EXERCISE BRIEF: Return a copy of each line in the listing that includes the word "sequence".

SUPPLIED RECORDS:
*****

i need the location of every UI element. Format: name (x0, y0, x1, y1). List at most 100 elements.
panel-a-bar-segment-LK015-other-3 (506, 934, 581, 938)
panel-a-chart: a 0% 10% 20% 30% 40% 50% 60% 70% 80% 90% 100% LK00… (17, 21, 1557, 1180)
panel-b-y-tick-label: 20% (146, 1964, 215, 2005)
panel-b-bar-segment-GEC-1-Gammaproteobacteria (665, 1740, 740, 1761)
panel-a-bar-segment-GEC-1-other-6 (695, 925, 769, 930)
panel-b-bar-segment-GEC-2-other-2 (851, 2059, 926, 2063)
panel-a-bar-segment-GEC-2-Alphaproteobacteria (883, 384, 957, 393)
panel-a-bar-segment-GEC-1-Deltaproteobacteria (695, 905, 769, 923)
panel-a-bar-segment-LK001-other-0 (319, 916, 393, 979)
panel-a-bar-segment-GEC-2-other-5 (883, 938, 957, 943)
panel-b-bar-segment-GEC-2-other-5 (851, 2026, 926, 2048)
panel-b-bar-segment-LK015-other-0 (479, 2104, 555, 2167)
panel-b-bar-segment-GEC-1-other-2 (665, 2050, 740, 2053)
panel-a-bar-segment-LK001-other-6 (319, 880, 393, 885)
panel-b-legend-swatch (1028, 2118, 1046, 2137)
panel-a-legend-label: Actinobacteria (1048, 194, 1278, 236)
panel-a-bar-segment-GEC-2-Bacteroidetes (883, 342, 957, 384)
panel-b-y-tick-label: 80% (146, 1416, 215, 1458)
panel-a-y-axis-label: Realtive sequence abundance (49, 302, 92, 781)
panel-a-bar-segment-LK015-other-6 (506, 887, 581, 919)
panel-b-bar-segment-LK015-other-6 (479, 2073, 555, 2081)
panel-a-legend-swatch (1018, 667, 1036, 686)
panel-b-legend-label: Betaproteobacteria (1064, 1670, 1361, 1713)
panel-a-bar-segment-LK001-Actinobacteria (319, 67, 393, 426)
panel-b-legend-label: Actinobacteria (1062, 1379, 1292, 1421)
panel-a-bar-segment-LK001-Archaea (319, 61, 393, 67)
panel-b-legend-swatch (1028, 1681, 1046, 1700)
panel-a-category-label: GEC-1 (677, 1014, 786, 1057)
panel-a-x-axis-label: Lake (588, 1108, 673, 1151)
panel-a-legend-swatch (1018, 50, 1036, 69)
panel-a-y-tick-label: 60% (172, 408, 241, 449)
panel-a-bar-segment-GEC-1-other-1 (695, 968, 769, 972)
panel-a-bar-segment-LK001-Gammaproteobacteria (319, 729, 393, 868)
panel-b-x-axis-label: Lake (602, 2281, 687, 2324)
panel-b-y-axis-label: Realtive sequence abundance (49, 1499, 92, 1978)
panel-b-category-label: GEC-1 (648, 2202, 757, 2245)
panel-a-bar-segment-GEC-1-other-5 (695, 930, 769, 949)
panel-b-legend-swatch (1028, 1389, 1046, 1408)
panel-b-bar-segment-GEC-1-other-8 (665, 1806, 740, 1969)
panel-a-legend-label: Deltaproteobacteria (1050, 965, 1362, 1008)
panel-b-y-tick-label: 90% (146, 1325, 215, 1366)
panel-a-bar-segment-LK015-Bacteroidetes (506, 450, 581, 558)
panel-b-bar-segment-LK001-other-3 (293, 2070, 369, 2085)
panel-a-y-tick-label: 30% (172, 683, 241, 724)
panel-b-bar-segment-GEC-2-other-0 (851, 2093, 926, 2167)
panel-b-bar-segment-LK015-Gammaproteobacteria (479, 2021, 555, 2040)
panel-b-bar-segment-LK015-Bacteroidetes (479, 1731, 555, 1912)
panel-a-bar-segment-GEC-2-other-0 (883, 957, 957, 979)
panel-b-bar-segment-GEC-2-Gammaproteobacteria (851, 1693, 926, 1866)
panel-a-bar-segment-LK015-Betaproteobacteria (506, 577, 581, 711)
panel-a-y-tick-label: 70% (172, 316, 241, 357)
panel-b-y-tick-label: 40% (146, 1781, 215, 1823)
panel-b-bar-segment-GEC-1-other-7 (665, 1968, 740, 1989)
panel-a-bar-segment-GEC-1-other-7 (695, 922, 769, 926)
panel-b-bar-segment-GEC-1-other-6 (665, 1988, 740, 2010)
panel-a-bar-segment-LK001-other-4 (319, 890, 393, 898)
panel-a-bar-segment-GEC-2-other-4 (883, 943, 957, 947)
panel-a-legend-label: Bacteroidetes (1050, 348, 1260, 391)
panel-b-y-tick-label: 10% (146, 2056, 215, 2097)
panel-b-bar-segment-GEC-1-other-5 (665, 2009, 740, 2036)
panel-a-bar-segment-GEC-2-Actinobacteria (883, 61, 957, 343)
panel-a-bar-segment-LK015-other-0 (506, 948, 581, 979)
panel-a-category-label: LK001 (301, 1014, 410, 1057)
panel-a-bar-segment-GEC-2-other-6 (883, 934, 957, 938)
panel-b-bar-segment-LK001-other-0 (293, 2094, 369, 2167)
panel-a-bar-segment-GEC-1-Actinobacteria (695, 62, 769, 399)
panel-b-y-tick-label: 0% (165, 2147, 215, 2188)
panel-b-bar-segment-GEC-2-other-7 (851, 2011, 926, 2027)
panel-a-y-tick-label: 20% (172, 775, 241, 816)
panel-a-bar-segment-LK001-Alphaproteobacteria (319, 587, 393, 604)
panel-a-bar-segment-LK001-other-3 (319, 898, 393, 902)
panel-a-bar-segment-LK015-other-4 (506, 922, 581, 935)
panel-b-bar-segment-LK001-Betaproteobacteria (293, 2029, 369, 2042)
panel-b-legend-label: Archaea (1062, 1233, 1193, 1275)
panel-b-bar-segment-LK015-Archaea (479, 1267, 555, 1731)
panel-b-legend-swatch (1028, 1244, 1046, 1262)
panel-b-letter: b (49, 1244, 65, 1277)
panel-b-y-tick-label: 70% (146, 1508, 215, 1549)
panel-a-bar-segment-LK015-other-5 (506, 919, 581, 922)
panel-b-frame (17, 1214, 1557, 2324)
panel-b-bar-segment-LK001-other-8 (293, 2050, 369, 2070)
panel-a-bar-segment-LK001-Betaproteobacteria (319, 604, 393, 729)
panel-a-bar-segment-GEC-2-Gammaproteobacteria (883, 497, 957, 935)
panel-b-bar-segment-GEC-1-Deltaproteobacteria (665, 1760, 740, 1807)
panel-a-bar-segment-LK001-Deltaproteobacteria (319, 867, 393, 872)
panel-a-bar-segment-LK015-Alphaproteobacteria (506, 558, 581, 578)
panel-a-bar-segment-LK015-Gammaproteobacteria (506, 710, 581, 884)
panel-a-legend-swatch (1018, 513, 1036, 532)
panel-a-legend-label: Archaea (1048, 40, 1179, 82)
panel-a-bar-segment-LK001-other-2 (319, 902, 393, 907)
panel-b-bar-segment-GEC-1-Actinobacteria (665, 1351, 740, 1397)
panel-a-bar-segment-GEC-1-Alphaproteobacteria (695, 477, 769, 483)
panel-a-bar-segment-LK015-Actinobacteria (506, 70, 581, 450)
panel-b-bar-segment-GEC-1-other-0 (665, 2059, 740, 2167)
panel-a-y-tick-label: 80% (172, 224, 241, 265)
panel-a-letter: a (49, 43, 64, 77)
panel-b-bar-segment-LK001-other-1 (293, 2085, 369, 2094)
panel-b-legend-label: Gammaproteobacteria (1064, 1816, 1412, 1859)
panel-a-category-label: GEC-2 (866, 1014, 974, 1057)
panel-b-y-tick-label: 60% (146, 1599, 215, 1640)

*****

RESPONSE TO THIS TASK:
panel-a-y-axis-label: Realtive sequence abundance (49, 302, 92, 781)
panel-b-y-axis-label: Realtive sequence abundance (49, 1499, 92, 1978)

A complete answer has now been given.